**CONSEGNE:**
1. Stabilire se ciascuna delle seguenti affermazioni concorda con la fonte, rispondendo sì o no e citando alla lettera le parole della fonte che lo determinano. (a) La crosta dei formaggi a crosta lavata può presentare tonalità comprese tra il giallo e il marrone. (b) Come esempio della categoria viene scelto un prodotto a marchio di origine. (c) Il produttore menzionato ha sede a Pienza.
2. Secondo la fonte, in quale fase i formaggi subiscono i trattamenti che conferiscono loro la tipica crosta?

**FONTE:**
>>>>
Quella dei formaggi a crosta lavata è una categoria peculiare, sia per le tecniche di produzione che per il complesso di note sensoriali, olfattive e gustative che caratterizzano il prodotto finito. Vediamo quali sono gli aspetti comuni ai formaggi che subiscono quei trattamenti in fase di maturazione tali da far assumere loro la tipica crosta di colore rossastro (o comunque in tonalità che vanno dal giallo al marrone), ad esempio quella del Taleggio DOP, e quell’insieme di profumi, aromi e sapori piuttosto complessi. Dal momento che questo è un articolo in omaggio al formaggio protagonista della settimana, come esempio della categoria dei formaggi a crosta lavata parleremo non di un prodotto a marchio di origine, ma di una chicca presa dalla selezione di un produttore a noi caro: Podere Il Casale di Pienza (SI).
<<<<
**DATI FORNITI:**
>>>>
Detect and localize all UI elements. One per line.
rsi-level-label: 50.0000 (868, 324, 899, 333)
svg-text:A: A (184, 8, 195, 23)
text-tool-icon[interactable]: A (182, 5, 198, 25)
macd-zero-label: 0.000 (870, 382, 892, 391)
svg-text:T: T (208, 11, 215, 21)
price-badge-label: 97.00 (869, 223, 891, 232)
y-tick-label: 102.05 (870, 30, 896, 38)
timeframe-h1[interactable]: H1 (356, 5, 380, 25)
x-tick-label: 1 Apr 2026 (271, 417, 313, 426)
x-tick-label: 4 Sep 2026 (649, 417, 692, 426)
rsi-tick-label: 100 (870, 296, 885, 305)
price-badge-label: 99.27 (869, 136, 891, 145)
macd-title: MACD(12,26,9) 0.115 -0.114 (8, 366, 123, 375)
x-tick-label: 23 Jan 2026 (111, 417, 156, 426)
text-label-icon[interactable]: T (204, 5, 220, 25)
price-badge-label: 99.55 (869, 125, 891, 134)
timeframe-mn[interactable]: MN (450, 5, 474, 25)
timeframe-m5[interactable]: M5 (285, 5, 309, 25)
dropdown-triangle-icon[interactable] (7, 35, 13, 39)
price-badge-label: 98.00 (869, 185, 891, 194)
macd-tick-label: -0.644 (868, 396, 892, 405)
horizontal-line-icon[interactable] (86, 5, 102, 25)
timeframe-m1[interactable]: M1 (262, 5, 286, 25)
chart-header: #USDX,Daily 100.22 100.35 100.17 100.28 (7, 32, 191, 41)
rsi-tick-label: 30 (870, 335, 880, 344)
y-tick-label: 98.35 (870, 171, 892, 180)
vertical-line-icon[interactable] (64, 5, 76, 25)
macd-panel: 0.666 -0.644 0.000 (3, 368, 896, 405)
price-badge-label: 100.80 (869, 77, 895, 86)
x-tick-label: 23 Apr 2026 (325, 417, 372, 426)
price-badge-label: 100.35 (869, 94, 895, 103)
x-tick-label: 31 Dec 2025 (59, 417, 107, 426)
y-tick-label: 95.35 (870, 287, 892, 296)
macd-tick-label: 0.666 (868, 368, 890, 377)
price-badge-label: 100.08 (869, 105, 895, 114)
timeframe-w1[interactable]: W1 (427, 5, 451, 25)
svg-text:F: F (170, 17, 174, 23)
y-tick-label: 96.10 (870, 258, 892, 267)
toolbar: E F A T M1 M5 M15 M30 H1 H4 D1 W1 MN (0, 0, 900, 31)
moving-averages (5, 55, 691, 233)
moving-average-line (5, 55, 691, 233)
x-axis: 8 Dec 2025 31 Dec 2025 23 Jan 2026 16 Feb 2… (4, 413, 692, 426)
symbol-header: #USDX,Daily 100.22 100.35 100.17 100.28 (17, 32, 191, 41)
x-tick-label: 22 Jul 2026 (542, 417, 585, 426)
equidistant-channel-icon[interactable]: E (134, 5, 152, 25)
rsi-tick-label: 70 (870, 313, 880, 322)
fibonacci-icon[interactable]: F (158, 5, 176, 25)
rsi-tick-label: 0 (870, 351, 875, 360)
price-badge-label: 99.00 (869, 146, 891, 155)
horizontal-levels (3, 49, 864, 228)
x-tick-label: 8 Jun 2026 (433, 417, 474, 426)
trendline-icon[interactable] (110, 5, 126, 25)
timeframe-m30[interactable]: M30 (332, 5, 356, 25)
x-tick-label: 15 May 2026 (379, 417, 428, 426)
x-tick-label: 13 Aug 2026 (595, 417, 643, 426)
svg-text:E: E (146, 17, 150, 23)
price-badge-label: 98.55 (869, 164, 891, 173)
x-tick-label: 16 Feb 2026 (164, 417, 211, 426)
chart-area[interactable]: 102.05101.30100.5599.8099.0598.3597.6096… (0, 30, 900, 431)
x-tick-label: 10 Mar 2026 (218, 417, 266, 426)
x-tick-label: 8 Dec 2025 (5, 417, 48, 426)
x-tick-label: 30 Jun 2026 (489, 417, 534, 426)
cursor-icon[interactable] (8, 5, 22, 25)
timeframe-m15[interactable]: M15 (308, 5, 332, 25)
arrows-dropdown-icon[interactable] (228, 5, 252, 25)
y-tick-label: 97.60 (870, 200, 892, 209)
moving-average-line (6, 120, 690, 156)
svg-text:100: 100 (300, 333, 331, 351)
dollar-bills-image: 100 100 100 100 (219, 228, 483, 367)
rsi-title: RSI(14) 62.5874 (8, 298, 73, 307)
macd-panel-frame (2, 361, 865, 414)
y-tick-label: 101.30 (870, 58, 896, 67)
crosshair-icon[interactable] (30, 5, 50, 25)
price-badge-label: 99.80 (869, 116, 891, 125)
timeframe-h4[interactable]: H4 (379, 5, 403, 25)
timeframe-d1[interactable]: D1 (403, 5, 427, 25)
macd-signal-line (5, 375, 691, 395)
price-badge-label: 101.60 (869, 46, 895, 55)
<<<<
**RISPOSTE ALLE CONSEGNE:**
1.
(a) Sì: «in tonalità che vanno dal giallo al marrone».
(b) No: «parleremo non di un prodotto a marchio di origine».
(c) Sì: «Podere Il Casale di Pienza (SI)».

2. In fase di maturazione.